* _WHAT THIS TASK INVOLVES_
Please write out the material below exactly as given.

* _DATASET EXCERPTS_
————

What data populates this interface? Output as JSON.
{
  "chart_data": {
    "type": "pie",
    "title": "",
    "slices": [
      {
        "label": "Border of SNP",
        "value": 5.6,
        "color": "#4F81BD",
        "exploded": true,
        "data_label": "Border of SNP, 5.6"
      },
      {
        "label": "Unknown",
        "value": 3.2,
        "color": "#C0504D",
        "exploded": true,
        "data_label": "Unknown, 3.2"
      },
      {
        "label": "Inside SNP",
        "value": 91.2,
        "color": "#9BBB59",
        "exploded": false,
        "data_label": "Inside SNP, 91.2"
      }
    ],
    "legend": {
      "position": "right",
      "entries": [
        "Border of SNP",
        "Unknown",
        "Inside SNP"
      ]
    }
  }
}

————

* _COMPLETE ANSWER_
What data populates this interface? Output as JSON.
{
  "chart_data": {
    "type": "pie",
    "title": "",
    "slices": [
      {
        "label": "Border of SNP",
        "value": 5.6,
        "color": "#4F81BD",
        "exploded": true,
        "data_label": "Border of SNP, 5.6"
      },
      {
        "label": "Unknown",
        "value": 3.2,
        "color": "#C0504D",
        "exploded": true,
        "data_label": "Unknown, 3.2"
      },
      {
        "label": "Inside SNP",
        "value": 91.2,
        "color": "#9BBB59",
        "exploded": false,
        "data_label": "Inside SNP, 91.2"
      }
    ],
    "legend": {
      "position": "right",
      "entries": [
        "Border of SNP",
        "Unknown",
        "Inside SNP"
      ]
    }
  }
}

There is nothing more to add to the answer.